* BEGIN Available data *

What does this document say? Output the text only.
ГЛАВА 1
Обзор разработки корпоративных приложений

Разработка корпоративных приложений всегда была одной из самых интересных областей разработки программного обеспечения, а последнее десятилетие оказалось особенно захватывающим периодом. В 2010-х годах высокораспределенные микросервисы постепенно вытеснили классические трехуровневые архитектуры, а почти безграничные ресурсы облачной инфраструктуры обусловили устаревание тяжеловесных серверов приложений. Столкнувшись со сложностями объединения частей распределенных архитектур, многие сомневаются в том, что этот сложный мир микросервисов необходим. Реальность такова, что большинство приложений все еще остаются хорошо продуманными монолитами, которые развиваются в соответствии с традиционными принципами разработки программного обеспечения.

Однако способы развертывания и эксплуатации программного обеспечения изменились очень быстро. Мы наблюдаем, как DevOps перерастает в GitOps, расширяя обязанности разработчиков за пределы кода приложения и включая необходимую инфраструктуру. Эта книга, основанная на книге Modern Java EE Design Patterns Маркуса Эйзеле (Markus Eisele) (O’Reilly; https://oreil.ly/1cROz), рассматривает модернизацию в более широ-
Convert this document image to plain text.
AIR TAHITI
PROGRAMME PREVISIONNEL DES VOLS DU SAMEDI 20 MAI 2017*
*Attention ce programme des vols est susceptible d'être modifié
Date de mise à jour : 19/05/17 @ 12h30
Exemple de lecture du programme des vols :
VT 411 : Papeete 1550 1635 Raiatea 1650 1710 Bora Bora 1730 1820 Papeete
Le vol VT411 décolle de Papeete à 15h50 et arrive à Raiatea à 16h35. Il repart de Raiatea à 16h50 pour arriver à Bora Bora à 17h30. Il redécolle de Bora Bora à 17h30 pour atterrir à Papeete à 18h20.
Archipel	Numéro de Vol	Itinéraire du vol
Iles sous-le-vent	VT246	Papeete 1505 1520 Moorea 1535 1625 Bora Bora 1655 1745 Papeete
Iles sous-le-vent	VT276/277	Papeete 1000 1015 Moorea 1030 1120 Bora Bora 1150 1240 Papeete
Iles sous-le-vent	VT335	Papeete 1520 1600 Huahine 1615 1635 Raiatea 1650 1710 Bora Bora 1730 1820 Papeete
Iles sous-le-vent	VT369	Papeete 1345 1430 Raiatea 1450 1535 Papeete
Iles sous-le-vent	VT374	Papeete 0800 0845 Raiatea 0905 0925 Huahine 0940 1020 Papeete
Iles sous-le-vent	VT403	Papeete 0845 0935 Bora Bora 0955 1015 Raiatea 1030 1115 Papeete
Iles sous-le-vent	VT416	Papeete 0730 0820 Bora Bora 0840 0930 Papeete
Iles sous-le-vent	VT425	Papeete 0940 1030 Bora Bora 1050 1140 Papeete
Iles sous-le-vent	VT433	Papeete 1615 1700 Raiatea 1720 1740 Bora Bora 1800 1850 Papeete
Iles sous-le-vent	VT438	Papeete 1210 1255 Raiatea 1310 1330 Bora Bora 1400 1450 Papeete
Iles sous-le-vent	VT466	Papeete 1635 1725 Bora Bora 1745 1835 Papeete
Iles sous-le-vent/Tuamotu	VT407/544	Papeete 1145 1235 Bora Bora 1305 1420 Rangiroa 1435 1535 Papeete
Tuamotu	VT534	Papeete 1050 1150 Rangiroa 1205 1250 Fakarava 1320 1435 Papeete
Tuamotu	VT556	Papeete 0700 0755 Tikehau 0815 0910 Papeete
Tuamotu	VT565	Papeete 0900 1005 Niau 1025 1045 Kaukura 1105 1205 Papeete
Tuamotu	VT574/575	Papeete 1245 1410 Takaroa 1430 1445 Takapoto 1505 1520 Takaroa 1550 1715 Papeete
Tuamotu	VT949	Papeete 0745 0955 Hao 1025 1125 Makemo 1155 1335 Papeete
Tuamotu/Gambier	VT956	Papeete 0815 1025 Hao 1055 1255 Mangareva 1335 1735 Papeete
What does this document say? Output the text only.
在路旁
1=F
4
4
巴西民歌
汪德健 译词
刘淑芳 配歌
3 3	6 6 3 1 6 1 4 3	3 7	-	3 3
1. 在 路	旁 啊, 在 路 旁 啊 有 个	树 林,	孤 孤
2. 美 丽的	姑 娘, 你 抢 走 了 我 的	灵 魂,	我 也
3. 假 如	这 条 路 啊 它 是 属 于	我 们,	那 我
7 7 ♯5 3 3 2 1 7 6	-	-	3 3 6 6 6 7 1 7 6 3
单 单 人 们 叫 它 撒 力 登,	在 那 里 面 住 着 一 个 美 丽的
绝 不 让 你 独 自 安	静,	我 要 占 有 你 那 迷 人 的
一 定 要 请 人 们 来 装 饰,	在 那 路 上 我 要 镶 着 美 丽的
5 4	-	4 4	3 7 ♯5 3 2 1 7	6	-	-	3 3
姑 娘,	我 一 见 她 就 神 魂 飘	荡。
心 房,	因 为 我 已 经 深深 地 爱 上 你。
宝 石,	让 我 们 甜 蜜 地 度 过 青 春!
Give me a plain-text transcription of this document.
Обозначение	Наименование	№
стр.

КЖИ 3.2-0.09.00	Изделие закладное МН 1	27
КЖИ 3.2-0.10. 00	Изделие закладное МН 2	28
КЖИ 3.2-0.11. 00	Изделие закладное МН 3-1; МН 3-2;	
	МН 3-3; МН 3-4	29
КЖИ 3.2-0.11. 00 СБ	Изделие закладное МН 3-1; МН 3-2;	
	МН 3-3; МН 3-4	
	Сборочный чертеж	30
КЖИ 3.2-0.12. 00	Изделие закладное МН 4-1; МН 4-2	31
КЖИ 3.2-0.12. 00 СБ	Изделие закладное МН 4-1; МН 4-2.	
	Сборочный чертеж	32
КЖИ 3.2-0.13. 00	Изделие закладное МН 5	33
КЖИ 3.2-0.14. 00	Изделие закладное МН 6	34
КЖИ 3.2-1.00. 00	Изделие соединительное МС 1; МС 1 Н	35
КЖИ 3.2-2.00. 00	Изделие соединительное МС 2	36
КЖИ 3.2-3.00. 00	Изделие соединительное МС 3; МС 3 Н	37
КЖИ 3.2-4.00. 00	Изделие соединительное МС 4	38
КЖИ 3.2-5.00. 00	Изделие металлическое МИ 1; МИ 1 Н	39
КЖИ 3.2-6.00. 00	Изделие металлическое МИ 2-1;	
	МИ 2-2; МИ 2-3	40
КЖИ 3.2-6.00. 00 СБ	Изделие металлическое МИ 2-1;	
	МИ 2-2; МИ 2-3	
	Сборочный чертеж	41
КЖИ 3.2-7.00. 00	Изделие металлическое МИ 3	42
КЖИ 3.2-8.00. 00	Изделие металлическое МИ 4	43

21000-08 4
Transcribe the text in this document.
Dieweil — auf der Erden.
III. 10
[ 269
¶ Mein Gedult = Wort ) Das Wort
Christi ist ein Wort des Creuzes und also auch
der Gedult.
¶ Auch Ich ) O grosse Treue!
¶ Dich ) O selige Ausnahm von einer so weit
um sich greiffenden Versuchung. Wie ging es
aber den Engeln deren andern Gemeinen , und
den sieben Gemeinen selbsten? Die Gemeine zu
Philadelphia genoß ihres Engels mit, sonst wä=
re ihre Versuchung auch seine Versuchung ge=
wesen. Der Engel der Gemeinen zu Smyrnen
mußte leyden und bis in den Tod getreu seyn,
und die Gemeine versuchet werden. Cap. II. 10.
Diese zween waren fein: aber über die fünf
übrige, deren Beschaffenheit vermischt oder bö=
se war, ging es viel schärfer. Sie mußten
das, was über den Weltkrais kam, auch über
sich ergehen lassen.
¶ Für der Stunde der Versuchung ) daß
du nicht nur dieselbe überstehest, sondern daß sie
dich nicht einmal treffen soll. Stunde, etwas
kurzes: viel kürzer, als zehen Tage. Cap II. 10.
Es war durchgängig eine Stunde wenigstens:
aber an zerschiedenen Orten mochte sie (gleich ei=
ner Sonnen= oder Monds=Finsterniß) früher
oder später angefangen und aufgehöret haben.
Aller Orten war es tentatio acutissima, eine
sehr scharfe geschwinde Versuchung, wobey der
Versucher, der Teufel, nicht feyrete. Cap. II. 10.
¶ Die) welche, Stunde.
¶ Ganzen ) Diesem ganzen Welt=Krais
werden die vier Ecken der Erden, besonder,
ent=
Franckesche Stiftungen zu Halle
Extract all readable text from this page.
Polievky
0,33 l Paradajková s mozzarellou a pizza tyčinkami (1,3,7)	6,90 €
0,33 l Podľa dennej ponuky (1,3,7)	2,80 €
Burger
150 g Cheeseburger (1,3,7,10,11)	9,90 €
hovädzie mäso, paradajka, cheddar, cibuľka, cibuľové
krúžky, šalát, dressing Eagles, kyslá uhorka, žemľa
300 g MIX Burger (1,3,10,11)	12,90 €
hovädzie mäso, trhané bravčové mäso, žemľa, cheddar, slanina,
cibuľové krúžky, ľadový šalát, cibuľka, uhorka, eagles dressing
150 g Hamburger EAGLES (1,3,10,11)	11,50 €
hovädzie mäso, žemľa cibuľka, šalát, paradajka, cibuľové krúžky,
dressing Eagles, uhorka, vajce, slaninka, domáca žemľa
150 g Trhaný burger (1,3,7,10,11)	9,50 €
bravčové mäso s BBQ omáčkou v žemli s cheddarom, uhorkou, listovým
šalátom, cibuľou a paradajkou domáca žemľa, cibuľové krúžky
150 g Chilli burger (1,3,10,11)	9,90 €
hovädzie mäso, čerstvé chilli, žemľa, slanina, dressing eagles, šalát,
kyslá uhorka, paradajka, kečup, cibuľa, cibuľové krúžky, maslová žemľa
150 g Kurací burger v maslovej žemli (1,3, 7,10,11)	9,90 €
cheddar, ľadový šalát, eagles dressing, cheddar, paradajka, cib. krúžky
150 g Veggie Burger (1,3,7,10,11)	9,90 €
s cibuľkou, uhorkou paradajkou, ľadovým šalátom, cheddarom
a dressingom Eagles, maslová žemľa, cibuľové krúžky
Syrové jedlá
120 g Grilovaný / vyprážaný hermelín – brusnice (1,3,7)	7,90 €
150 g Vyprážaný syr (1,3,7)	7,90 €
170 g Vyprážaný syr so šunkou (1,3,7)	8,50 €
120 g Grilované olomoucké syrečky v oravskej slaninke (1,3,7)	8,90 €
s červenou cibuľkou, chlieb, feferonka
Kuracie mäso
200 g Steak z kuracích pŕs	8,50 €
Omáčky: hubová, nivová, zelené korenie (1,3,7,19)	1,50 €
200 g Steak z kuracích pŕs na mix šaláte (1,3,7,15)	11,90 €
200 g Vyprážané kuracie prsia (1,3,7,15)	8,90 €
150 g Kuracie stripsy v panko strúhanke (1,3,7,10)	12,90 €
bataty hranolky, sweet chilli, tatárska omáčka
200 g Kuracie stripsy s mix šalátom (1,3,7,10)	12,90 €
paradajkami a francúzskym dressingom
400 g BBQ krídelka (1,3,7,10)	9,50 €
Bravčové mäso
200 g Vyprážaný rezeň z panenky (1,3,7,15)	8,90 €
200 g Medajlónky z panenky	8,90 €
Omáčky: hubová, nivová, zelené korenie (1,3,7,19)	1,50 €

* END Available data *

Find every line in the records that contains the word "šalátom"; copy those lines.

šalátom, cibuľou a paradajkou domáca žemľa, cibuľové krúžky
s cibuľkou, uhorkou paradajkou, ľadovým šalátom, cheddarom
200 g Kuracie stripsy s mix šalátom (1,3,7,10)	12,90 €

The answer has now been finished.